## BEGIN Available data
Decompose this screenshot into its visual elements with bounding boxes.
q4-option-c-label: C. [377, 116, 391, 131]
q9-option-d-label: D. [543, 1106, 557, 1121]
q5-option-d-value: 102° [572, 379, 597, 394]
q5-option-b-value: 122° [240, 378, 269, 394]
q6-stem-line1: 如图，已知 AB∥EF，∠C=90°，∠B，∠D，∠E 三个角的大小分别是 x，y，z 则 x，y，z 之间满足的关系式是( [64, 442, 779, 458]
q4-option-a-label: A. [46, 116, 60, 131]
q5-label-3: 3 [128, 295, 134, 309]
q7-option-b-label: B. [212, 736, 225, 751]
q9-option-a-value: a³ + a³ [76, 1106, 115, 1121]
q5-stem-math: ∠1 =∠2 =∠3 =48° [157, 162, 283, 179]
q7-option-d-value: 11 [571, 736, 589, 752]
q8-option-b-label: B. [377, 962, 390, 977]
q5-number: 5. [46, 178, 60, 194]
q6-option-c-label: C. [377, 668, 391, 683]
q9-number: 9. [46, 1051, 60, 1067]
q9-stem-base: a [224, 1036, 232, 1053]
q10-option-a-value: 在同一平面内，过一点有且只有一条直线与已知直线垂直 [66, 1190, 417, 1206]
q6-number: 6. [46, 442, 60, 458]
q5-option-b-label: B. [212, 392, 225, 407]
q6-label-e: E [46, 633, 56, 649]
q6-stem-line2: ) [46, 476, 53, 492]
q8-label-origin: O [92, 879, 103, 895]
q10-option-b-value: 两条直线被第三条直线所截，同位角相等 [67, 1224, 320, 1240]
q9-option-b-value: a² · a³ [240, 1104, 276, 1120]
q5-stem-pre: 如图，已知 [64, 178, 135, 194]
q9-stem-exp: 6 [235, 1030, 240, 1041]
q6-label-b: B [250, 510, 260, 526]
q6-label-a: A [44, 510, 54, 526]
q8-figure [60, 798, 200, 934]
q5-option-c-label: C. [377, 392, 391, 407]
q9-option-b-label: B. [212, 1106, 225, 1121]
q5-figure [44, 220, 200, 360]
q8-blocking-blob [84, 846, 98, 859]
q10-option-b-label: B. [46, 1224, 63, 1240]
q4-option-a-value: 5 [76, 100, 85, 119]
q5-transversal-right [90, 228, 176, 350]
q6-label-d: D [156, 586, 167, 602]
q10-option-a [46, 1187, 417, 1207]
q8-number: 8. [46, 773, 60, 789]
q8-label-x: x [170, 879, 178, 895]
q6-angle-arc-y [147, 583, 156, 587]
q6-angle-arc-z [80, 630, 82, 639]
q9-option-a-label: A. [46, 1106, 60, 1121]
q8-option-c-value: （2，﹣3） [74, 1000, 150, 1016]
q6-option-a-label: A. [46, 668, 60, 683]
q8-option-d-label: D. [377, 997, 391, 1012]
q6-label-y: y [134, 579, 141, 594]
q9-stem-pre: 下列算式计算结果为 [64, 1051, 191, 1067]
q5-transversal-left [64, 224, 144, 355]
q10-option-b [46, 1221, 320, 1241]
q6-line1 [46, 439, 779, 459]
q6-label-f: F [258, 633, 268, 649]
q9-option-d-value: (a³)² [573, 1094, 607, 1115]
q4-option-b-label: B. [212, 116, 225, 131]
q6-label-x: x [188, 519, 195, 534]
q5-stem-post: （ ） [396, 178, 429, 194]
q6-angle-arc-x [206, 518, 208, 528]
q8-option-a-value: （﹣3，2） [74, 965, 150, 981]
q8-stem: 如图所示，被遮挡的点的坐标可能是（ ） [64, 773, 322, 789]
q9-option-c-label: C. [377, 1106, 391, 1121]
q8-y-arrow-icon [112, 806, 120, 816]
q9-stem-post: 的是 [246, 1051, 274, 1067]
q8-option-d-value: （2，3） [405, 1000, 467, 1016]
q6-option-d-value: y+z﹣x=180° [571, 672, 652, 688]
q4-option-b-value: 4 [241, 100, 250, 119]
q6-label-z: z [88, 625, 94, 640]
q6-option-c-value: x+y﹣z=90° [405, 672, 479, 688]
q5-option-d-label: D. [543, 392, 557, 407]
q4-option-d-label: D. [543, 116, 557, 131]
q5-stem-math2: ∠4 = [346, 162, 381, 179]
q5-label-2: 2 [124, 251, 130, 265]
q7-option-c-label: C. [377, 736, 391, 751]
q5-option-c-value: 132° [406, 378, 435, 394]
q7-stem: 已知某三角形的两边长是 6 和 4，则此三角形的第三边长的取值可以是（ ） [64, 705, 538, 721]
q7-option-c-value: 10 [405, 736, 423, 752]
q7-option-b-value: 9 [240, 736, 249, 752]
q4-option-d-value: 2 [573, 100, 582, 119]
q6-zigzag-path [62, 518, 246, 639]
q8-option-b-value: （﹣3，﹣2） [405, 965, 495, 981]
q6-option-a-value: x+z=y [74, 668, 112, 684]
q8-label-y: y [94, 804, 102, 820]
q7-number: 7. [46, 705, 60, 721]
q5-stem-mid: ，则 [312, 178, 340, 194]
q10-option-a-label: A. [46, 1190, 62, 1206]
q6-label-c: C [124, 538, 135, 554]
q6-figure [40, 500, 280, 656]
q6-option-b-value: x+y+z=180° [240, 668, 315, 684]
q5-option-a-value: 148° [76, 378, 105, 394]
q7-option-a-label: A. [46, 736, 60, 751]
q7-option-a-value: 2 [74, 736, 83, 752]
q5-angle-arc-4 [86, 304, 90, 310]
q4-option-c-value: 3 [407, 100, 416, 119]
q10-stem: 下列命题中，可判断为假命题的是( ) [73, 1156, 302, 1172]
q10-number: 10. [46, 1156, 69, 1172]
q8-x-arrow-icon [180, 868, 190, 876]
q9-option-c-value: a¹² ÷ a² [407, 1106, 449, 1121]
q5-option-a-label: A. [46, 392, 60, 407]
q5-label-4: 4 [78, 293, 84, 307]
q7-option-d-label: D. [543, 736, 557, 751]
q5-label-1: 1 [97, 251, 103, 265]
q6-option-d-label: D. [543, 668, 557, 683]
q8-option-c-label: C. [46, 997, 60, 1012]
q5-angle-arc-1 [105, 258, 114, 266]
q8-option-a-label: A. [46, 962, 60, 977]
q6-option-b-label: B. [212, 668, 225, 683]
## END Available data
Rewrite every line of the records above as a numbered list, leaving out any blank lines.

1. Decompose this screenshot into its visual elements with bounding boxes.
2. q4-option-c-label: C. [377, 116, 391, 131]
3. q9-option-d-label: D. [543, 1106, 557, 1121]
4. q5-option-d-value: 102° [572, 379, 597, 394]
5. q5-option-b-value: 122° [240, 378, 269, 394]
6. q6-stem-line1: 如图，已知 AB∥EF，∠C=90°，∠B，∠D，∠E 三个角的大小分别是 x，y，z 则 x，y，z 之间满足的关系式是( [64, 442, 779, 458]
7. q4-option-a-label: A. [46, 116, 60, 131]
8. q5-label-3: 3 [128, 295, 134, 309]
9. q7-option-b-label: B. [212, 736, 225, 751]
10. q9-option-a-value: a³ + a³ [76, 1106, 115, 1121]
11. q5-stem-math: ∠1 =∠2 =∠3 =48° [157, 162, 283, 179]
12. q7-option-d-value: 11 [571, 736, 589, 752]
13. q8-option-b-label: B. [377, 962, 390, 977]
14. q5-number: 5. [46, 178, 60, 194]
15. q6-option-c-label: C. [377, 668, 391, 683]
16. q9-number: 9. [46, 1051, 60, 1067]
17. q9-stem-base: a [224, 1036, 232, 1053]
18. q10-option-a-value: 在同一平面内，过一点有且只有一条直线与已知直线垂直 [66, 1190, 417, 1206]
19. q6-number: 6. [46, 442, 60, 458]
20. q5-option-b-label: B. [212, 392, 225, 407]
21. q6-label-e: E [46, 633, 56, 649]
22. q6-stem-line2: ) [46, 476, 53, 492]
23. q8-label-origin: O [92, 879, 103, 895]
24. q10-option-b-value: 两条直线被第三条直线所截，同位角相等 [67, 1224, 320, 1240]
25. q9-option-b-value: a² · a³ [240, 1104, 276, 1120]
26. q5-stem-pre: 如图，已知 [64, 178, 135, 194]
27. q9-stem-exp: 6 [235, 1030, 240, 1041]
28. q6-label-b: B [250, 510, 260, 526]
29. q6-label-a: A [44, 510, 54, 526]
30. q8-figure [60, 798, 200, 934]
31. q5-option-c-label: C. [377, 392, 391, 407]
32. q9-option-b-label: B. [212, 1106, 225, 1121]
33. q5-figure [44, 220, 200, 360]
34. q8-blocking-blob [84, 846, 98, 859]
35. q10-option-b-label: B. [46, 1224, 63, 1240]
36. q4-option-a-value: 5 [76, 100, 85, 119]
37. q5-transversal-right [90, 228, 176, 350]
38. q6-label-d: D [156, 586, 167, 602]
39. q10-option-a [46, 1187, 417, 1207]
40. q8-number: 8. [46, 773, 60, 789]
41. q8-label-x: x [170, 879, 178, 895]
42. q6-angle-arc-y [147, 583, 156, 587]
43. q6-angle-arc-z [80, 630, 82, 639]
44. q9-option-a-label: A. [46, 1106, 60, 1121]
45. q8-option-c-value: （2，﹣3） [74, 1000, 150, 1016]
46. q6-option-a-label: A. [46, 668, 60, 683]
47. q8-option-d-label: D. [377, 997, 391, 1012]
48. q6-label-y: y [134, 579, 141, 594]
49. q9-stem-pre: 下列算式计算结果为 [64, 1051, 191, 1067]
50. q5-transversal-left [64, 224, 144, 355]
51. q10-option-b [46, 1221, 320, 1241]
52. q6-line1 [46, 439, 779, 459]
53. q6-label-f: F [258, 633, 268, 649]
54. q9-option-d-value: (a³)² [573, 1094, 607, 1115]
55. q4-option-b-label: B. [212, 116, 225, 131]
56. q6-label-x: x [188, 519, 195, 534]
57. q5-stem-post: （ ） [396, 178, 429, 194]
58. q6-angle-arc-x [206, 518, 208, 528]
59. q8-option-a-value: （﹣3，2） [74, 965, 150, 981]
60. q8-stem: 如图所示，被遮挡的点的坐标可能是（ ） [64, 773, 322, 789]
61. q9-option-c-label: C. [377, 1106, 391, 1121]
62. q8-y-arrow-icon [112, 806, 120, 816]
63. q9-stem-post: 的是 [246, 1051, 274, 1067]
64. q8-option-d-value: （2，3） [405, 1000, 467, 1016]
65. q6-option-d-value: y+z﹣x=180° [571, 672, 652, 688]
66. q4-option-b-value: 4 [241, 100, 250, 119]
67. q6-label-z: z [88, 625, 94, 640]
68. q6-option-c-value: x+y﹣z=90° [405, 672, 479, 688]
69. q5-option-d-label: D. [543, 392, 557, 407]
70. q4-option-d-label: D. [543, 116, 557, 131]
71. q5-stem-math2: ∠4 = [346, 162, 381, 179]
72. q5-label-2: 2 [124, 251, 130, 265]
73. q7-option-c-label: C. [377, 736, 391, 751]
74. q5-option-c-value: 132° [406, 378, 435, 394]
75. q7-stem: 已知某三角形的两边长是 6 和 4，则此三角形的第三边长的取值可以是（ ） [64, 705, 538, 721]
76. q7-option-c-value: 10 [405, 736, 423, 752]
77. q7-option-b-value: 9 [240, 736, 249, 752]
78. q4-option-d-value: 2 [573, 100, 582, 119]
79. q6-zigzag-path [62, 518, 246, 639]
80. q8-option-b-value: （﹣3，﹣2） [405, 965, 495, 981]
81. q6-option-a-value: x+z=y [74, 668, 112, 684]
82. q8-label-y: y [94, 804, 102, 820]
83. q7-number: 7. [46, 705, 60, 721]
84. q5-stem-mid: ，则 [312, 178, 340, 194]
85. q10-option-a-label: A. [46, 1190, 62, 1206]
86. q6-label-c: C [124, 538, 135, 554]
87. q6-figure [40, 500, 280, 656]
88. q6-option-b-value: x+y+z=180° [240, 668, 315, 684]
89. q5-option-a-value: 148° [76, 378, 105, 394]
90. q7-option-a-label: A. [46, 736, 60, 751]
91. q7-option-a-value: 2 [74, 736, 83, 752]
92. q5-angle-arc-4 [86, 304, 90, 310]
93. q4-option-c-value: 3 [407, 100, 416, 119]
94. q10-stem: 下列命题中，可判断为假命题的是( ) [73, 1156, 302, 1172]
95. q10-number: 10. [46, 1156, 69, 1172]
96. q8-x-arrow-icon [180, 868, 190, 876]
97. q9-option-c-value: a¹² ÷ a² [407, 1106, 449, 1121]
98. q5-option-a-label: A. [46, 392, 60, 407]
99. q5-label-4: 4 [78, 293, 84, 307]
100. q7-option-d-label: D. [543, 736, 557, 751]
101. q5-label-1: 1 [97, 251, 103, 265]
102. q6-option-d-label: D. [543, 668, 557, 683]
103. q8-option-c-label: C. [46, 997, 60, 1012]
104. q5-angle-arc-1 [105, 258, 114, 266]
105. q8-option-a-label: A. [46, 962, 60, 977]
106. q6-option-b-label: B. [212, 668, 225, 683]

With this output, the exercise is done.